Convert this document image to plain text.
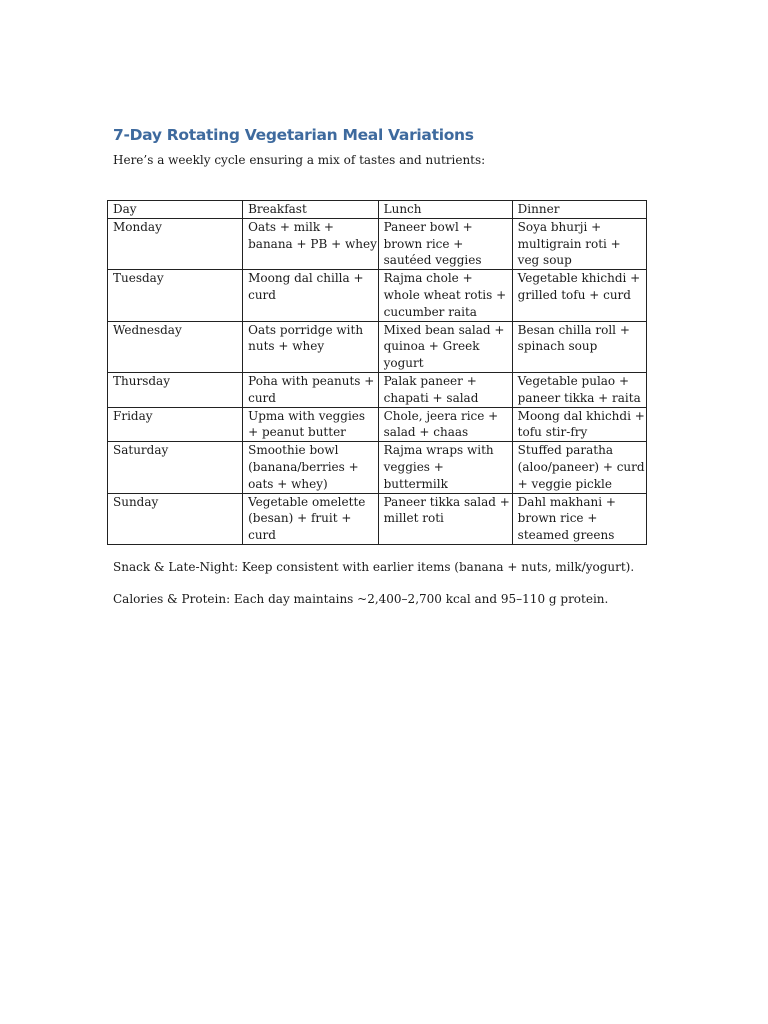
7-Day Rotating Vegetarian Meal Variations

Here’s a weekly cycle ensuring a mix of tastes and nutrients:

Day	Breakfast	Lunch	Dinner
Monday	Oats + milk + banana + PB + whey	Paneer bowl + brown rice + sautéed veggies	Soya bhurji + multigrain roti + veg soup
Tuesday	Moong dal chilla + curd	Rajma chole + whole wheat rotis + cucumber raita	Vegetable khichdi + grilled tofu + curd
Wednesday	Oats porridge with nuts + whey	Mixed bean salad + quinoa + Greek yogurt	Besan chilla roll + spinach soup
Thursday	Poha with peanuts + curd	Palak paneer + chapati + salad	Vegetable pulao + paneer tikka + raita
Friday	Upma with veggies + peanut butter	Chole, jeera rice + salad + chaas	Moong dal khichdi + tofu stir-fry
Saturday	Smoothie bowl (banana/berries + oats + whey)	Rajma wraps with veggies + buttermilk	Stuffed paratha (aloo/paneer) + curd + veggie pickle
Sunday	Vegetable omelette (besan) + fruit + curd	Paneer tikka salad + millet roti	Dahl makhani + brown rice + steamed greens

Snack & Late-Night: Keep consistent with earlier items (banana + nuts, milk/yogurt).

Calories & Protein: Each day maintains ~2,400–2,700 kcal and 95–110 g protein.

════════════════════

■ Exercise description: Copy out every line above without change, dropping the pictures.

■ Completed task:
Convert this document image to plain text.
7-Day Rotating Vegetarian Meal Variations

Here’s a weekly cycle ensuring a mix of tastes and nutrients:

Day	Breakfast	Lunch	Dinner
Monday	Oats + milk + banana + PB + whey	Paneer bowl + brown rice + sautéed veggies	Soya bhurji + multigrain roti + veg soup
Tuesday	Moong dal chilla + curd	Rajma chole + whole wheat rotis + cucumber raita	Vegetable khichdi + grilled tofu + curd
Wednesday	Oats porridge with nuts + whey	Mixed bean salad + quinoa + Greek yogurt	Besan chilla roll + spinach soup
Thursday	Poha with peanuts + curd	Palak paneer + chapati + salad	Vegetable pulao + paneer tikka + raita
Friday	Upma with veggies + peanut butter	Chole, jeera rice + salad + chaas	Moong dal khichdi + tofu stir-fry
Saturday	Smoothie bowl (banana/berries + oats + whey)	Rajma wraps with veggies + buttermilk	Stuffed paratha (aloo/paneer) + curd + veggie pickle
Sunday	Vegetable omelette (besan) + fruit + curd	Paneer tikka salad + millet roti	Dahl makhani + brown rice + steamed greens

Snack & Late-Night: Keep consistent with earlier items (banana + nuts, milk/yogurt).

Calories & Protein: Each day maintains ~2,400–2,700 kcal and 95–110 g protein.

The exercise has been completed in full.